Stated problem — Reproduce the lines of the material exactly, excluding every image.

Dataset entries —
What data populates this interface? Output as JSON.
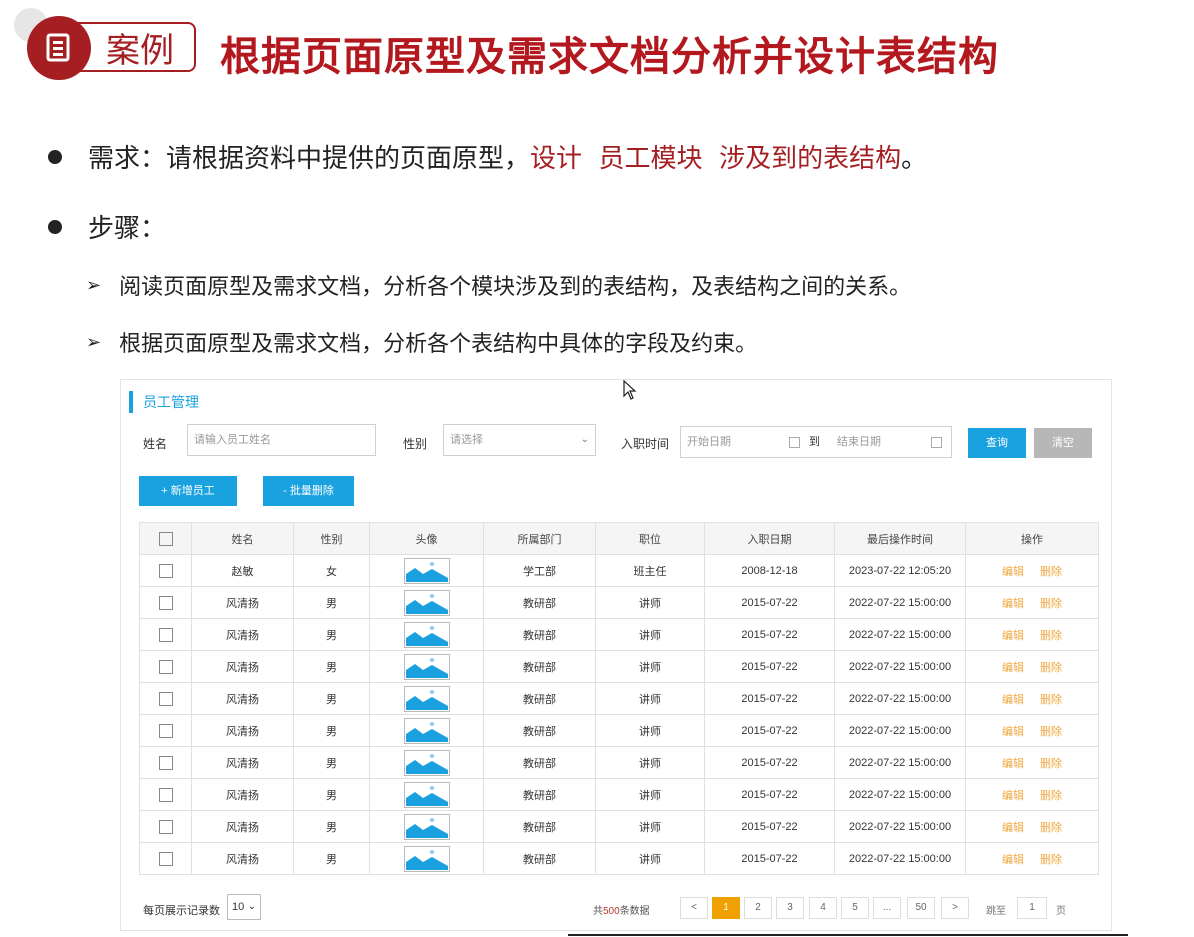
{
  "slide": {
    "tag": "案例",
    "title": "根据页面原型及需求文档分析并设计表结构",
    "bullet1": {
      "prefix": "需求：请根据资料中提供的页面原型，",
      "highlight": "设计  员工模块  涉及到的表结构",
      "suffix": "。"
    },
    "bullet2": "步骤：",
    "step1": "阅读页面原型及需求文档，分析各个模块涉及到的表结构，及表结构之间的关系。",
    "step2": "根据页面原型及需求文档，分析各个表结构中具体的字段及约束。"
  },
  "app": {
    "title": "员工管理",
    "search": {
      "name_label": "姓名",
      "name_placeholder": "请输入员工姓名",
      "gender_label": "性别",
      "gender_placeholder": "请选择",
      "date_label": "入职时间",
      "start_placeholder": "开始日期",
      "to_label": "到",
      "end_placeholder": "结束日期",
      "query_button": "查询",
      "clear_button": "清空"
    },
    "toolbar": {
      "add_button": "+ 新增员工",
      "batch_delete_button": "- 批量删除"
    },
    "table": {
      "headers": [
        "姓名",
        "性别",
        "头像",
        "所属部门",
        "职位",
        "入职日期",
        "最后操作时间",
        "操作"
      ],
      "edit_label": "编辑",
      "delete_label": "删除",
      "rows": [
        {
          "name": "赵敏",
          "gender": "女",
          "dept": "学工部",
          "job": "班主任",
          "entry": "2008-12-18",
          "updated": "2023-07-22 12:05:20"
        },
        {
          "name": "风清扬",
          "gender": "男",
          "dept": "教研部",
          "job": "讲师",
          "entry": "2015-07-22",
          "updated": "2022-07-22 15:00:00"
        },
        {
          "name": "风清扬",
          "gender": "男",
          "dept": "教研部",
          "job": "讲师",
          "entry": "2015-07-22",
          "updated": "2022-07-22 15:00:00"
        },
        {
          "name": "风清扬",
          "gender": "男",
          "dept": "教研部",
          "job": "讲师",
          "entry": "2015-07-22",
          "updated": "2022-07-22 15:00:00"
        },
        {
          "name": "风清扬",
          "gender": "男",
          "dept": "教研部",
          "job": "讲师",
          "entry": "2015-07-22",
          "updated": "2022-07-22 15:00:00"
        },
        {
          "name": "风清扬",
          "gender": "男",
          "dept": "教研部",
          "job": "讲师",
          "entry": "2015-07-22",
          "updated": "2022-07-22 15:00:00"
        },
        {
          "name": "风清扬",
          "gender": "男",
          "dept": "教研部",
          "job": "讲师",
          "entry": "2015-07-22",
          "updated": "2022-07-22 15:00:00"
        },
        {
          "name": "风清扬",
          "gender": "男",
          "dept": "教研部",
          "job": "讲师",
          "entry": "2015-07-22",
          "updated": "2022-07-22 15:00:00"
        },
        {
          "name": "风清扬",
          "gender": "男",
          "dept": "教研部",
          "job": "讲师",
          "entry": "2015-07-22",
          "updated": "2022-07-22 15:00:00"
        },
        {
          "name": "风清扬",
          "gender": "男",
          "dept": "教研部",
          "job": "讲师",
          "entry": "2015-07-22",
          "updated": "2022-07-22 15:00:00"
        }
      ]
    },
    "pagination": {
      "page_size_label": "每页展示记录数",
      "page_size_value": "10",
      "total_prefix": "共",
      "total_count": "500",
      "total_suffix": "条数据",
      "prev": "<",
      "pages": [
        "1",
        "2",
        "3",
        "4",
        "5",
        "...",
        "50"
      ],
      "current_page": "1",
      "next": ">",
      "jump_label": "跳至",
      "jump_value": "1",
      "page_unit": "页"
    }
  },
  "colors": {
    "brand_red": "#a51e22",
    "accent_blue": "#1aa1e0",
    "action_orange": "#f0a640",
    "active_page": "#f0a000"
  }
}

Task response —
What data populates this interface? Output as JSON.
{
  "slide": {
    "tag": "案例",
    "title": "根据页面原型及需求文档分析并设计表结构",
    "bullet1": {
      "prefix": "需求：请根据资料中提供的页面原型，",
      "highlight": "设计  员工模块  涉及到的表结构",
      "suffix": "。"
    },
    "bullet2": "步骤：",
    "step1": "阅读页面原型及需求文档，分析各个模块涉及到的表结构，及表结构之间的关系。",
    "step2": "根据页面原型及需求文档，分析各个表结构中具体的字段及约束。"
  },
  "app": {
    "title": "员工管理",
    "search": {
      "name_label": "姓名",
      "name_placeholder": "请输入员工姓名",
      "gender_label": "性别",
      "gender_placeholder": "请选择",
      "date_label": "入职时间",
      "start_placeholder": "开始日期",
      "to_label": "到",
      "end_placeholder": "结束日期",
      "query_button": "查询",
      "clear_button": "清空"
    },
    "toolbar": {
      "add_button": "+ 新增员工",
      "batch_delete_button": "- 批量删除"
    },
    "table": {
      "headers": [
        "姓名",
        "性别",
        "头像",
        "所属部门",
        "职位",
        "入职日期",
        "最后操作时间",
        "操作"
      ],
      "edit_label": "编辑",
      "delete_label": "删除",
      "rows": [
        {
          "name": "赵敏",
          "gender": "女",
          "dept": "学工部",
          "job": "班主任",
          "entry": "2008-12-18",
          "updated": "2023-07-22 12:05:20"
        },
        {
          "name": "风清扬",
          "gender": "男",
          "dept": "教研部",
          "job": "讲师",
          "entry": "2015-07-22",
          "updated": "2022-07-22 15:00:00"
        },
        {
          "name": "风清扬",
          "gender": "男",
          "dept": "教研部",
          "job": "讲师",
          "entry": "2015-07-22",
          "updated": "2022-07-22 15:00:00"
        },
        {
          "name": "风清扬",
          "gender": "男",
          "dept": "教研部",
          "job": "讲师",
          "entry": "2015-07-22",
          "updated": "2022-07-22 15:00:00"
        },
        {
          "name": "风清扬",
          "gender": "男",
          "dept": "教研部",
          "job": "讲师",
          "entry": "2015-07-22",
          "updated": "2022-07-22 15:00:00"
        },
        {
          "name": "风清扬",
          "gender": "男",
          "dept": "教研部",
          "job": "讲师",
          "entry": "2015-07-22",
          "updated": "2022-07-22 15:00:00"
        },
        {
          "name": "风清扬",
          "gender": "男",
          "dept": "教研部",
          "job": "讲师",
          "entry": "2015-07-22",
          "updated": "2022-07-22 15:00:00"
        },
        {
          "name": "风清扬",
          "gender": "男",
          "dept": "教研部",
          "job": "讲师",
          "entry": "2015-07-22",
          "updated": "2022-07-22 15:00:00"
        },
        {
          "name": "风清扬",
          "gender": "男",
          "dept": "教研部",
          "job": "讲师",
          "entry": "2015-07-22",
          "updated": "2022-07-22 15:00:00"
        },
        {
          "name": "风清扬",
          "gender": "男",
          "dept": "教研部",
          "job": "讲师",
          "entry": "2015-07-22",
          "updated": "2022-07-22 15:00:00"
        }
      ]
    },
    "pagination": {
      "page_size_label": "每页展示记录数",
      "page_size_value": "10",
      "total_prefix": "共",
      "total_count": "500",
      "total_suffix": "条数据",
      "prev": "<",
      "pages": [
        "1",
        "2",
        "3",
        "4",
        "5",
        "...",
        "50"
      ],
      "current_page": "1",
      "next": ">",
      "jump_label": "跳至",
      "jump_value": "1",
      "page_unit": "页"
    }
  },
  "colors": {
    "brand_red": "#a51e22",
    "accent_blue": "#1aa1e0",
    "action_orange": "#f0a640",
    "active_page": "#f0a000"
  }
}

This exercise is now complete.